#### [SUPPLIED DATA]
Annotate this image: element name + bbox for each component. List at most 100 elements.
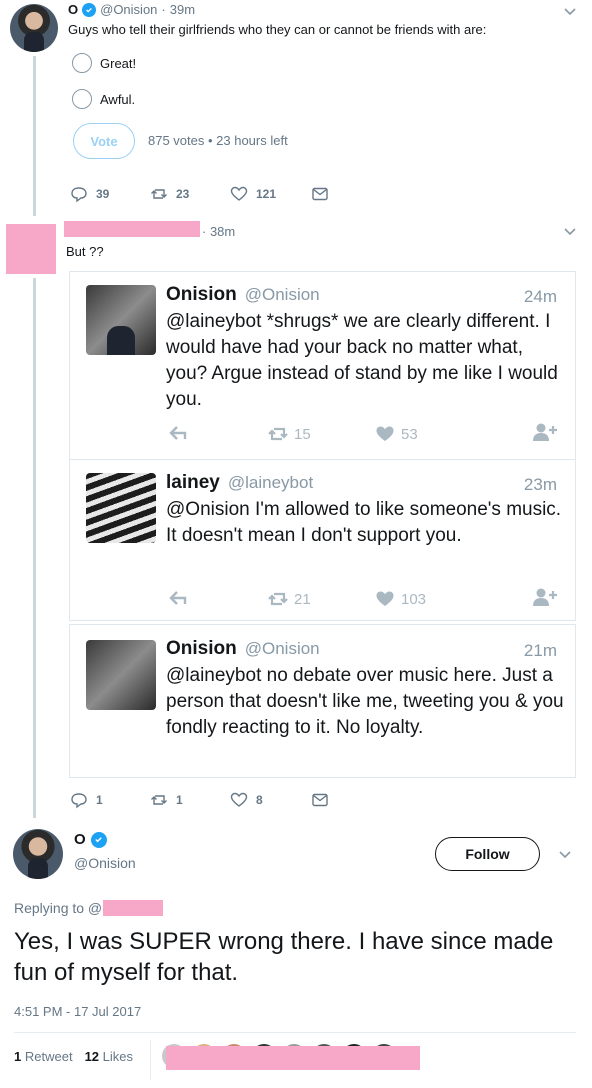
tweet-text: Yes, I was SUPER wrong there. I have sin…	[14, 928, 554, 986]
chevron-down-icon[interactable]	[563, 225, 577, 239]
direct-message-icon[interactable]	[312, 793, 328, 807]
reply-action[interactable]: 1	[70, 791, 103, 809]
replying-to-label: Replying to @	[14, 900, 103, 916]
quoted-tweet[interactable]: lainey @laineybot 23m @Onision I'm allow…	[69, 459, 576, 621]
timestamp[interactable]: · 38m	[202, 224, 235, 239]
divider	[14, 1032, 576, 1033]
quoted-text: @Onision I'm allowed to like someone's m…	[166, 499, 562, 546]
reply-arrow-icon[interactable]	[168, 589, 190, 607]
poll-option[interactable]: Great!	[72, 53, 136, 73]
heart-icon	[376, 426, 394, 441]
poll-option[interactable]: Awful.	[72, 89, 135, 109]
replying-to: Replying to @	[14, 900, 164, 916]
follow-user-icon[interactable]	[532, 587, 558, 607]
redacted-avatar	[6, 224, 56, 274]
main-header: O	[74, 831, 107, 848]
retweet-count: 1	[14, 1049, 22, 1064]
like-action[interactable]: 8	[230, 791, 263, 809]
avatar[interactable]	[86, 473, 156, 543]
retweet-count: 1	[176, 793, 183, 807]
tweet-text: Guys who tell their girlfriends who they…	[68, 22, 487, 37]
quoted-text: @laineybot no debate over music here. Ju…	[166, 665, 564, 738]
retweet-action[interactable]: 21	[268, 589, 311, 609]
timestamp[interactable]: 39m	[170, 2, 195, 17]
username[interactable]: @Onision	[245, 285, 320, 305]
avatar[interactable]	[86, 640, 156, 710]
timestamp: 24m	[523, 287, 557, 306]
display-name[interactable]: O	[74, 831, 86, 848]
heart-icon	[376, 591, 394, 606]
heart-icon	[230, 792, 248, 807]
divider	[150, 1040, 151, 1080]
vote-button[interactable]: Vote	[73, 123, 135, 159]
display-name[interactable]: Onision	[166, 284, 237, 306]
display-name[interactable]: lainey	[166, 472, 220, 494]
like-count: 121	[256, 187, 277, 201]
avatar[interactable]	[86, 285, 156, 355]
redacted-username	[103, 900, 164, 916]
retweet-count: 15	[294, 425, 311, 443]
liker-avatars[interactable]	[162, 1044, 422, 1070]
like-action[interactable]: 53	[375, 424, 418, 444]
likes-label: Likes	[102, 1049, 134, 1064]
quoted-text: @laineybot *shrugs* we are clearly diffe…	[166, 311, 558, 410]
redacted-name	[64, 221, 200, 237]
verified-icon	[82, 2, 97, 17]
retweet-action[interactable]: 23	[150, 185, 189, 203]
follow-button[interactable]: Follow	[435, 837, 540, 871]
poll-status: 875 votes • 23 hours left	[148, 133, 288, 148]
radio-button[interactable]	[72, 89, 92, 109]
retweet-count: 23	[176, 187, 190, 201]
like-count: 103	[401, 590, 427, 608]
retweet-icon	[268, 592, 288, 606]
retweet-action[interactable]: 15	[268, 424, 311, 444]
thread-line	[33, 56, 36, 216]
engagement-stats: 1 Retweet 12 Likes	[14, 1049, 133, 1064]
quoted-tweet[interactable]: Onision @Onision 24m @laineybot *shrugs*…	[69, 271, 576, 460]
like-count: 12	[84, 1049, 100, 1064]
avatar[interactable]	[13, 829, 63, 879]
like-count: 8	[256, 793, 263, 807]
reply-count: 1	[96, 793, 103, 807]
retweet-icon	[151, 189, 167, 199]
retweet-icon	[151, 795, 167, 805]
reply-count: 39	[96, 187, 110, 201]
poll-option-label: Awful.	[100, 91, 136, 107]
reply-icon	[71, 793, 87, 809]
avatar[interactable]	[10, 4, 58, 52]
timestamp: 21m	[523, 641, 557, 660]
follow-user-icon[interactable]	[532, 422, 558, 442]
username[interactable]: @Onision	[245, 639, 320, 659]
direct-message-icon[interactable]	[312, 187, 328, 201]
like-count: 53	[401, 425, 418, 443]
poll-option-label: Great!	[100, 55, 137, 71]
retweet-count: 21	[294, 590, 311, 608]
username[interactable]: @laineybot	[228, 473, 313, 493]
timestamp[interactable]: 4:51 PM - 17 Jul 2017	[14, 1004, 141, 1019]
thread-line	[33, 278, 36, 818]
retweet-icon	[268, 427, 288, 441]
username[interactable]: @Onision	[74, 855, 136, 871]
reply-arrow-icon[interactable]	[168, 424, 190, 442]
reply-action[interactable]: 39	[70, 185, 109, 203]
retweet-label: Retweet	[24, 1049, 73, 1064]
redacted-likers	[166, 1046, 420, 1070]
display-name[interactable]: Onision	[166, 638, 237, 660]
like-action[interactable]: 121	[230, 185, 276, 203]
tweet-text: But ??	[66, 244, 104, 259]
verified-icon	[90, 831, 107, 848]
display-name[interactable]: O	[68, 2, 78, 17]
quoted-tweet[interactable]: Onision @Onision 21m @laineybot no debat…	[69, 624, 576, 778]
quoted-header: Onision @Onision	[166, 638, 320, 660]
like-stat[interactable]: 12 Likes	[85, 1049, 133, 1064]
radio-button[interactable]	[72, 53, 92, 73]
retweet-stat[interactable]: 1 Retweet	[14, 1049, 73, 1064]
chevron-down-icon[interactable]	[558, 848, 572, 862]
chevron-down-icon[interactable]	[563, 5, 577, 19]
retweet-action[interactable]: 1	[150, 791, 183, 809]
like-action[interactable]: 103	[375, 589, 426, 609]
quoted-header: Onision @Onision	[166, 284, 320, 306]
username[interactable]: @Onision	[100, 2, 157, 17]
quoted-header: lainey @laineybot	[166, 472, 313, 494]
timestamp: 23m	[523, 475, 557, 494]
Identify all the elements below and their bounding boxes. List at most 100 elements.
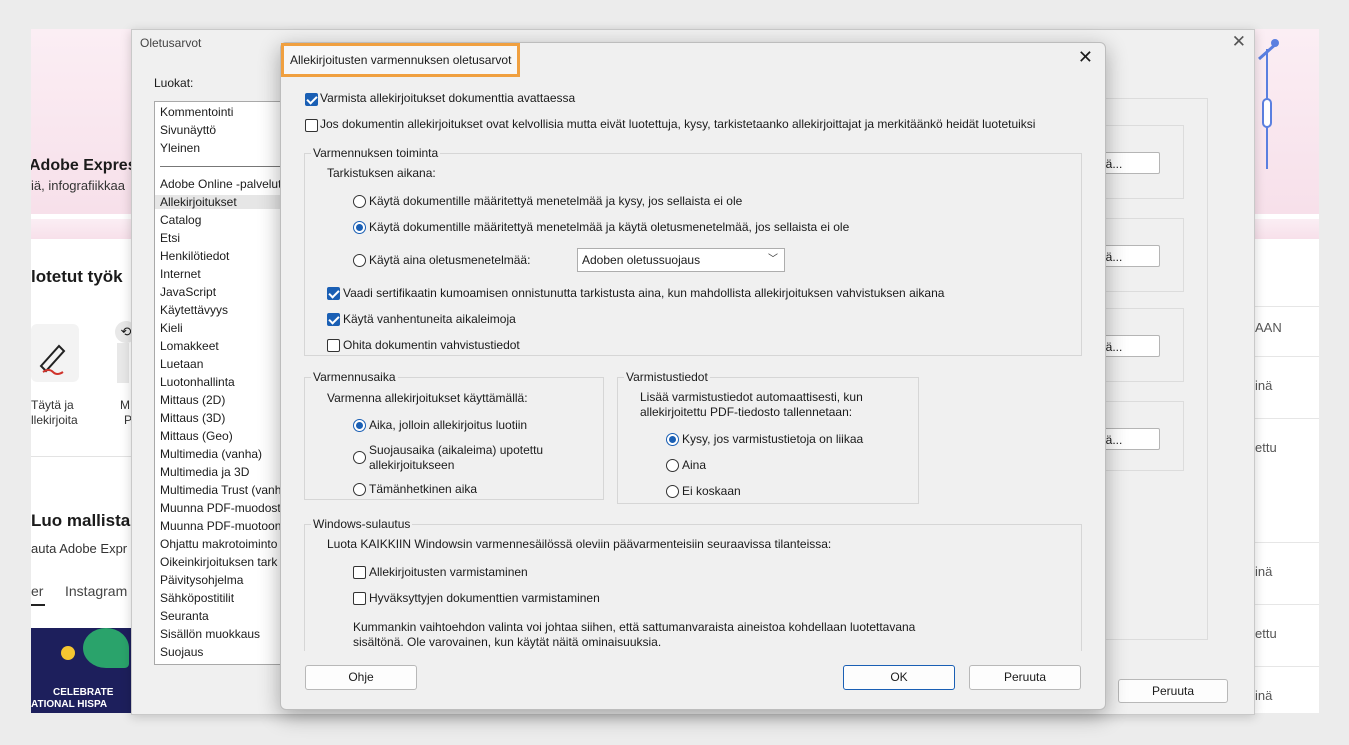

#### [THE TASK]
Write out all of the lines above word for word, leaving out the pictures.

#### [TASK ANSWER]
Annotate this image: element name + bbox for each component. List at most 100 elements.
tweet-text: Yes, I was SUPER wrong there. I have sin…	[14, 928, 554, 986]
chevron-down-icon[interactable]	[563, 225, 577, 239]
direct-message-icon[interactable]	[312, 793, 328, 807]
reply-action[interactable]: 1	[70, 791, 103, 809]
replying-to-label: Replying to @	[14, 900, 103, 916]
quoted-tweet[interactable]: lainey @laineybot 23m @Onision I'm allow…	[69, 459, 576, 621]
timestamp[interactable]: · 38m	[202, 224, 235, 239]
divider	[14, 1032, 576, 1033]
quoted-text: @Onision I'm allowed to like someone's m…	[166, 499, 562, 546]
reply-arrow-icon[interactable]	[168, 589, 190, 607]
poll-option[interactable]: Great!	[72, 53, 136, 73]
heart-icon	[376, 426, 394, 441]
poll-option[interactable]: Awful.	[72, 89, 135, 109]
replying-to: Replying to @	[14, 900, 164, 916]
follow-user-icon[interactable]	[532, 587, 558, 607]
redacted-avatar	[6, 224, 56, 274]
main-header: O	[74, 831, 107, 848]
retweet-count: 1	[14, 1049, 22, 1064]
like-action[interactable]: 8	[230, 791, 263, 809]
avatar[interactable]	[86, 473, 156, 543]
retweet-count: 1	[176, 793, 183, 807]
tweet-text: Guys who tell their girlfriends who they…	[68, 22, 487, 37]
quoted-text: @laineybot no debate over music here. Ju…	[166, 665, 564, 738]
retweet-action[interactable]: 21	[268, 589, 311, 609]
timestamp[interactable]: 39m	[170, 2, 195, 17]
username[interactable]: @Onision	[245, 285, 320, 305]
avatar[interactable]	[86, 640, 156, 710]
timestamp: 24m	[523, 287, 557, 306]
display-name[interactable]: O	[74, 831, 86, 848]
heart-icon	[376, 591, 394, 606]
heart-icon	[230, 792, 248, 807]
divider	[150, 1040, 151, 1080]
vote-button[interactable]: Vote	[73, 123, 135, 159]
display-name[interactable]: Onision	[166, 284, 237, 306]
display-name[interactable]: lainey	[166, 472, 220, 494]
like-count: 121	[256, 187, 277, 201]
avatar[interactable]	[86, 285, 156, 355]
redacted-username	[103, 900, 164, 916]
retweet-count: 15	[294, 425, 311, 443]
liker-avatars[interactable]	[162, 1044, 422, 1070]
like-action[interactable]: 53	[375, 424, 418, 444]
likes-label: Likes	[102, 1049, 134, 1064]
quoted-text: @laineybot *shrugs* we are clearly diffe…	[166, 311, 558, 410]
redacted-name	[64, 221, 200, 237]
verified-icon	[82, 2, 97, 17]
retweet-action[interactable]: 23	[150, 185, 189, 203]
follow-button[interactable]: Follow	[435, 837, 540, 871]
poll-status: 875 votes • 23 hours left	[148, 133, 288, 148]
radio-button[interactable]	[72, 89, 92, 109]
retweet-count: 23	[176, 187, 190, 201]
like-count: 103	[401, 590, 427, 608]
retweet-icon	[268, 592, 288, 606]
retweet-action[interactable]: 15	[268, 424, 311, 444]
thread-line	[33, 56, 36, 216]
engagement-stats: 1 Retweet 12 Likes	[14, 1049, 133, 1064]
quoted-tweet[interactable]: Onision @Onision 24m @laineybot *shrugs*…	[69, 271, 576, 460]
like-count: 12	[84, 1049, 100, 1064]
avatar[interactable]	[13, 829, 63, 879]
like-count: 8	[256, 793, 263, 807]
reply-count: 1	[96, 793, 103, 807]
retweet-icon	[151, 189, 167, 199]
retweet-icon	[151, 795, 167, 805]
reply-count: 39	[96, 187, 110, 201]
poll-option-label: Awful.	[100, 91, 136, 107]
reply-icon	[71, 793, 87, 809]
avatar[interactable]	[10, 4, 58, 52]
timestamp: 21m	[523, 641, 557, 660]
follow-user-icon[interactable]	[532, 422, 558, 442]
username[interactable]: @Onision	[245, 639, 320, 659]
direct-message-icon[interactable]	[312, 187, 328, 201]
like-count: 53	[401, 425, 418, 443]
poll-option-label: Great!	[100, 55, 137, 71]
retweet-count: 21	[294, 590, 311, 608]
username[interactable]: @laineybot	[228, 473, 313, 493]
timestamp[interactable]: 4:51 PM - 17 Jul 2017	[14, 1004, 141, 1019]
thread-line	[33, 278, 36, 818]
retweet-icon	[268, 427, 288, 441]
username[interactable]: @Onision	[74, 855, 136, 871]
reply-arrow-icon[interactable]	[168, 424, 190, 442]
reply-action[interactable]: 39	[70, 185, 109, 203]
retweet-label: Retweet	[24, 1049, 73, 1064]
redacted-likers	[166, 1046, 420, 1070]
display-name[interactable]: Onision	[166, 638, 237, 660]
like-action[interactable]: 121	[230, 185, 276, 203]
tweet-text: But ??	[66, 244, 104, 259]
verified-icon	[90, 831, 107, 848]
display-name[interactable]: O	[68, 2, 78, 17]
quoted-tweet[interactable]: Onision @Onision 21m @laineybot no debat…	[69, 624, 576, 778]
quoted-header: Onision @Onision	[166, 638, 320, 660]
like-stat[interactable]: 12 Likes	[85, 1049, 133, 1064]
radio-button[interactable]	[72, 53, 92, 73]
retweet-stat[interactable]: 1 Retweet	[14, 1049, 73, 1064]
chevron-down-icon[interactable]	[558, 848, 572, 862]
chevron-down-icon[interactable]	[563, 5, 577, 19]
retweet-action[interactable]: 1	[150, 791, 183, 809]
like-action[interactable]: 103	[375, 589, 426, 609]
quoted-header: Onision @Onision	[166, 284, 320, 306]
username[interactable]: @Onision	[100, 2, 157, 17]
quoted-header: lainey @laineybot	[166, 472, 313, 494]
timestamp: 23m	[523, 475, 557, 494]
Identify all the elements below and their bounding boxes. List at most 100 elements.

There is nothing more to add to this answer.